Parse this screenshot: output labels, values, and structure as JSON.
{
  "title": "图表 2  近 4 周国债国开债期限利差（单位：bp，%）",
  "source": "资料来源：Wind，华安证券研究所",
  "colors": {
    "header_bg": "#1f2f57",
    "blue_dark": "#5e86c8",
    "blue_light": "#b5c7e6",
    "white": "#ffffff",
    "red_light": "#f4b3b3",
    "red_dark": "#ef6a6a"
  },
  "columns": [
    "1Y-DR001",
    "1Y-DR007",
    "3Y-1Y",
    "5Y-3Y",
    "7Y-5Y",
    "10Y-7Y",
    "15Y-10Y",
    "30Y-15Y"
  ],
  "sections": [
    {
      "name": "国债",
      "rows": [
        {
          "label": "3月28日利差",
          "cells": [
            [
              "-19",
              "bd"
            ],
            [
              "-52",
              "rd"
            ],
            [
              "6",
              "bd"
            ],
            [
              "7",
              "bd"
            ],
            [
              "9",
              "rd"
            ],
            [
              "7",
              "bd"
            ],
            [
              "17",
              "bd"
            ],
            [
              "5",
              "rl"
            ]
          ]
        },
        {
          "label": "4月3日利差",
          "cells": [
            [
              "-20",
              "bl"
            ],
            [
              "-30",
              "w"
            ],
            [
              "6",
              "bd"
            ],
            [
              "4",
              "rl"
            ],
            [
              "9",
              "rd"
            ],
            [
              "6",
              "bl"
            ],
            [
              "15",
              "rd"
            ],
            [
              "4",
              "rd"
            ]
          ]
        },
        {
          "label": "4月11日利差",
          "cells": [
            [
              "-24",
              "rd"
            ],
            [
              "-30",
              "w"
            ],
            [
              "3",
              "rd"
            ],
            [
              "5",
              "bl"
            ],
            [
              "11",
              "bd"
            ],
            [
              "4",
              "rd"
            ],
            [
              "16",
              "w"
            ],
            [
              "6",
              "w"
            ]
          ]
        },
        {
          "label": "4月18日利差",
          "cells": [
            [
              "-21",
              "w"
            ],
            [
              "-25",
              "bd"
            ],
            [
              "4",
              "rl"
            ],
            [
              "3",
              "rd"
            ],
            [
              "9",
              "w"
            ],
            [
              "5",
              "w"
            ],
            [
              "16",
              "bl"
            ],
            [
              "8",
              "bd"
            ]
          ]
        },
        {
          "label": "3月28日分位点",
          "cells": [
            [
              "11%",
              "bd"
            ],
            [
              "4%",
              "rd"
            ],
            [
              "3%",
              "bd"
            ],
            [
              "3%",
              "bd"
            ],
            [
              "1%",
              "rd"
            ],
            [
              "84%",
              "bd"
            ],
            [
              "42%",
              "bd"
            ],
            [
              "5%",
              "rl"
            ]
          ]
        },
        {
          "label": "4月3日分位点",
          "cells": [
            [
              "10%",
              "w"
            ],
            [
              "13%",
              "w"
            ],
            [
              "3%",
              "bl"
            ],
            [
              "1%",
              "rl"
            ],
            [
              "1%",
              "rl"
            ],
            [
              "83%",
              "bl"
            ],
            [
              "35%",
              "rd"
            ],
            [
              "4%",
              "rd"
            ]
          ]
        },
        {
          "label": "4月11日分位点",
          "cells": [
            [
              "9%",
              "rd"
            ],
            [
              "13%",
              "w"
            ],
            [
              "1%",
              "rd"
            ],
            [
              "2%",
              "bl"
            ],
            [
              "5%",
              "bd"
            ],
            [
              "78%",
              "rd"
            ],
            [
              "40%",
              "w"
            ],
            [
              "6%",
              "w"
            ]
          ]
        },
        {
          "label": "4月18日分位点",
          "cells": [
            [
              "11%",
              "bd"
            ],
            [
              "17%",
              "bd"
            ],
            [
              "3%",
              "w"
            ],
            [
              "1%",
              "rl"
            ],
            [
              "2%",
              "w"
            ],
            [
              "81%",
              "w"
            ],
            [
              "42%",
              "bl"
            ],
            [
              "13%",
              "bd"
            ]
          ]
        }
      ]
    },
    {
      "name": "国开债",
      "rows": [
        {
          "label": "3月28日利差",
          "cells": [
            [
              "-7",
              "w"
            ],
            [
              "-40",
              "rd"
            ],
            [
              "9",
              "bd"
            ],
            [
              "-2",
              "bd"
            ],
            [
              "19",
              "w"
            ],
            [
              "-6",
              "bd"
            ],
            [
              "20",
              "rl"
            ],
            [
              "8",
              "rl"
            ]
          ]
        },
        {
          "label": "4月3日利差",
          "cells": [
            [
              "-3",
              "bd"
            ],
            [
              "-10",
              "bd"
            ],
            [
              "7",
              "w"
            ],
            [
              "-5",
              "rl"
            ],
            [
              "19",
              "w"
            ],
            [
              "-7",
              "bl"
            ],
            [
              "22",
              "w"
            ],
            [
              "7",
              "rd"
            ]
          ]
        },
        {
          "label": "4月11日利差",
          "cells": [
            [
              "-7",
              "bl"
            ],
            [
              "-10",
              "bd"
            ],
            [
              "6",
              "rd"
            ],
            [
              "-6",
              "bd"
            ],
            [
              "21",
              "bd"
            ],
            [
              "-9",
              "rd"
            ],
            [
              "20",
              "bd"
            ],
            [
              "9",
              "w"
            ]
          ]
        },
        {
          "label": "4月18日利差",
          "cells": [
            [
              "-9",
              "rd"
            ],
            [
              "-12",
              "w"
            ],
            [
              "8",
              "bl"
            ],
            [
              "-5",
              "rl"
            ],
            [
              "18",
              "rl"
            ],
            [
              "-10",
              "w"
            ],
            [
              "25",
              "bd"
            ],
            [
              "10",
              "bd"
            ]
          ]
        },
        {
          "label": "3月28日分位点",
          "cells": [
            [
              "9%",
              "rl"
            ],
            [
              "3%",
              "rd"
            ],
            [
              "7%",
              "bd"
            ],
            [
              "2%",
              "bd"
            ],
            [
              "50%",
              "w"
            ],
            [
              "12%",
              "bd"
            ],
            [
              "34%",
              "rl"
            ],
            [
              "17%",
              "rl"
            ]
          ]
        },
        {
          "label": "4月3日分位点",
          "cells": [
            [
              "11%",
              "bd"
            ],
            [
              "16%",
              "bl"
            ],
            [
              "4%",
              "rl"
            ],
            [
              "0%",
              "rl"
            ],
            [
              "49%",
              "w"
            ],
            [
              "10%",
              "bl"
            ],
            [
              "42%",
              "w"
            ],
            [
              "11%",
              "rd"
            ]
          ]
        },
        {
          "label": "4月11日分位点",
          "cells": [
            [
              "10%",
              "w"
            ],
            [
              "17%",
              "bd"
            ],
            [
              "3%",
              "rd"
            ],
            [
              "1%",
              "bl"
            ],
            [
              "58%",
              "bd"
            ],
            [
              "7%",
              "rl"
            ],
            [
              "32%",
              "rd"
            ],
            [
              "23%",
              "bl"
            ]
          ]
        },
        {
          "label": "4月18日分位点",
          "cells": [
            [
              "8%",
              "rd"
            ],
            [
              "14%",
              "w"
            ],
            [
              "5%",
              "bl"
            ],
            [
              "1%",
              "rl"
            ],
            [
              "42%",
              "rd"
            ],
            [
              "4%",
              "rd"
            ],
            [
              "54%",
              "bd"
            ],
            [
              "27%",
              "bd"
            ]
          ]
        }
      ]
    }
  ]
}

> TASK INSTRUCTIONS:
Extract all of the data above without altering anything.

> REPLY:
Parse this screenshot: output labels, values, and structure as JSON.
{
  "title": "图表 2  近 4 周国债国开债期限利差（单位：bp，%）",
  "source": "资料来源：Wind，华安证券研究所",
  "colors": {
    "header_bg": "#1f2f57",
    "blue_dark": "#5e86c8",
    "blue_light": "#b5c7e6",
    "white": "#ffffff",
    "red_light": "#f4b3b3",
    "red_dark": "#ef6a6a"
  },
  "columns": [
    "1Y-DR001",
    "1Y-DR007",
    "3Y-1Y",
    "5Y-3Y",
    "7Y-5Y",
    "10Y-7Y",
    "15Y-10Y",
    "30Y-15Y"
  ],
  "sections": [
    {
      "name": "国债",
      "rows": [
        {
          "label": "3月28日利差",
          "cells": [
            [
              "-19",
              "bd"
            ],
            [
              "-52",
              "rd"
            ],
            [
              "6",
              "bd"
            ],
            [
              "7",
              "bd"
            ],
            [
              "9",
              "rd"
            ],
            [
              "7",
              "bd"
            ],
            [
              "17",
              "bd"
            ],
            [
              "5",
              "rl"
            ]
          ]
        },
        {
          "label": "4月3日利差",
          "cells": [
            [
              "-20",
              "bl"
            ],
            [
              "-30",
              "w"
            ],
            [
              "6",
              "bd"
            ],
            [
              "4",
              "rl"
            ],
            [
              "9",
              "rd"
            ],
            [
              "6",
              "bl"
            ],
            [
              "15",
              "rd"
            ],
            [
              "4",
              "rd"
            ]
          ]
        },
        {
          "label": "4月11日利差",
          "cells": [
            [
              "-24",
              "rd"
            ],
            [
              "-30",
              "w"
            ],
            [
              "3",
              "rd"
            ],
            [
              "5",
              "bl"
            ],
            [
              "11",
              "bd"
            ],
            [
              "4",
              "rd"
            ],
            [
              "16",
              "w"
            ],
            [
              "6",
              "w"
            ]
          ]
        },
        {
          "label": "4月18日利差",
          "cells": [
            [
              "-21",
              "w"
            ],
            [
              "-25",
              "bd"
            ],
            [
              "4",
              "rl"
            ],
            [
              "3",
              "rd"
            ],
            [
              "9",
              "w"
            ],
            [
              "5",
              "w"
            ],
            [
              "16",
              "bl"
            ],
            [
              "8",
              "bd"
            ]
          ]
        },
        {
          "label": "3月28日分位点",
          "cells": [
            [
              "11%",
              "bd"
            ],
            [
              "4%",
              "rd"
            ],
            [
              "3%",
              "bd"
            ],
            [
              "3%",
              "bd"
            ],
            [
              "1%",
              "rd"
            ],
            [
              "84%",
              "bd"
            ],
            [
              "42%",
              "bd"
            ],
            [
              "5%",
              "rl"
            ]
          ]
        },
        {
          "label": "4月3日分位点",
          "cells": [
            [
              "10%",
              "w"
            ],
            [
              "13%",
              "w"
            ],
            [
              "3%",
              "bl"
            ],
            [
              "1%",
              "rl"
            ],
            [
              "1%",
              "rl"
            ],
            [
              "83%",
              "bl"
            ],
            [
              "35%",
              "rd"
            ],
            [
              "4%",
              "rd"
            ]
          ]
        },
        {
          "label": "4月11日分位点",
          "cells": [
            [
              "9%",
              "rd"
            ],
            [
              "13%",
              "w"
            ],
            [
              "1%",
              "rd"
            ],
            [
              "2%",
              "bl"
            ],
            [
              "5%",
              "bd"
            ],
            [
              "78%",
              "rd"
            ],
            [
              "40%",
              "w"
            ],
            [
              "6%",
              "w"
            ]
          ]
        },
        {
          "label": "4月18日分位点",
          "cells": [
            [
              "11%",
              "bd"
            ],
            [
              "17%",
              "bd"
            ],
            [
              "3%",
              "w"
            ],
            [
              "1%",
              "rl"
            ],
            [
              "2%",
              "w"
            ],
            [
              "81%",
              "w"
            ],
            [
              "42%",
              "bl"
            ],
            [
              "13%",
              "bd"
            ]
          ]
        }
      ]
    },
    {
      "name": "国开债",
      "rows": [
        {
          "label": "3月28日利差",
          "cells": [
            [
              "-7",
              "w"
            ],
            [
              "-40",
              "rd"
            ],
            [
              "9",
              "bd"
            ],
            [
              "-2",
              "bd"
            ],
            [
              "19",
              "w"
            ],
            [
              "-6",
              "bd"
            ],
            [
              "20",
              "rl"
            ],
            [
              "8",
              "rl"
            ]
          ]
        },
        {
          "label": "4月3日利差",
          "cells": [
            [
              "-3",
              "bd"
            ],
            [
              "-10",
              "bd"
            ],
            [
              "7",
              "w"
            ],
            [
              "-5",
              "rl"
            ],
            [
              "19",
              "w"
            ],
            [
              "-7",
              "bl"
            ],
            [
              "22",
              "w"
            ],
            [
              "7",
              "rd"
            ]
          ]
        },
        {
          "label": "4月11日利差",
          "cells": [
            [
              "-7",
              "bl"
            ],
            [
              "-10",
              "bd"
            ],
            [
              "6",
              "rd"
            ],
            [
              "-6",
              "bd"
            ],
            [
              "21",
              "bd"
            ],
            [
              "-9",
              "rd"
            ],
            [
              "20",
              "bd"
            ],
            [
              "9",
              "w"
            ]
          ]
        },
        {
          "label": "4月18日利差",
          "cells": [
            [
              "-9",
              "rd"
            ],
            [
              "-12",
              "w"
            ],
            [
              "8",
              "bl"
            ],
            [
              "-5",
              "rl"
            ],
            [
              "18",
              "rl"
            ],
            [
              "-10",
              "w"
            ],
            [
              "25",
              "bd"
            ],
            [
              "10",
              "bd"
            ]
          ]
        },
        {
          "label": "3月28日分位点",
          "cells": [
            [
              "9%",
              "rl"
            ],
            [
              "3%",
              "rd"
            ],
            [
              "7%",
              "bd"
            ],
            [
              "2%",
              "bd"
            ],
            [
              "50%",
              "w"
            ],
            [
              "12%",
              "bd"
            ],
            [
              "34%",
              "rl"
            ],
            [
              "17%",
              "rl"
            ]
          ]
        },
        {
          "label": "4月3日分位点",
          "cells": [
            [
              "11%",
              "bd"
            ],
            [
              "16%",
              "bl"
            ],
            [
              "4%",
              "rl"
            ],
            [
              "0%",
              "rl"
            ],
            [
              "49%",
              "w"
            ],
            [
              "10%",
              "bl"
            ],
            [
              "42%",
              "w"
            ],
            [
              "11%",
              "rd"
            ]
          ]
        },
        {
          "label": "4月11日分位点",
          "cells": [
            [
              "10%",
              "w"
            ],
            [
              "17%",
              "bd"
            ],
            [
              "3%",
              "rd"
            ],
            [
              "1%",
              "bl"
            ],
            [
              "58%",
              "bd"
            ],
            [
              "7%",
              "rl"
            ],
            [
              "32%",
              "rd"
            ],
            [
              "23%",
              "bl"
            ]
          ]
        },
        {
          "label": "4月18日分位点",
          "cells": [
            [
              "8%",
              "rd"
            ],
            [
              "14%",
              "w"
            ],
            [
              "5%",
              "bl"
            ],
            [
              "1%",
              "rl"
            ],
            [
              "42%",
              "rd"
            ],
            [
              "4%",
              "rd"
            ],
            [
              "54%",
              "bd"
            ],
            [
              "27%",
              "bd"
            ]
          ]
        }
      ]
    }
  ]
}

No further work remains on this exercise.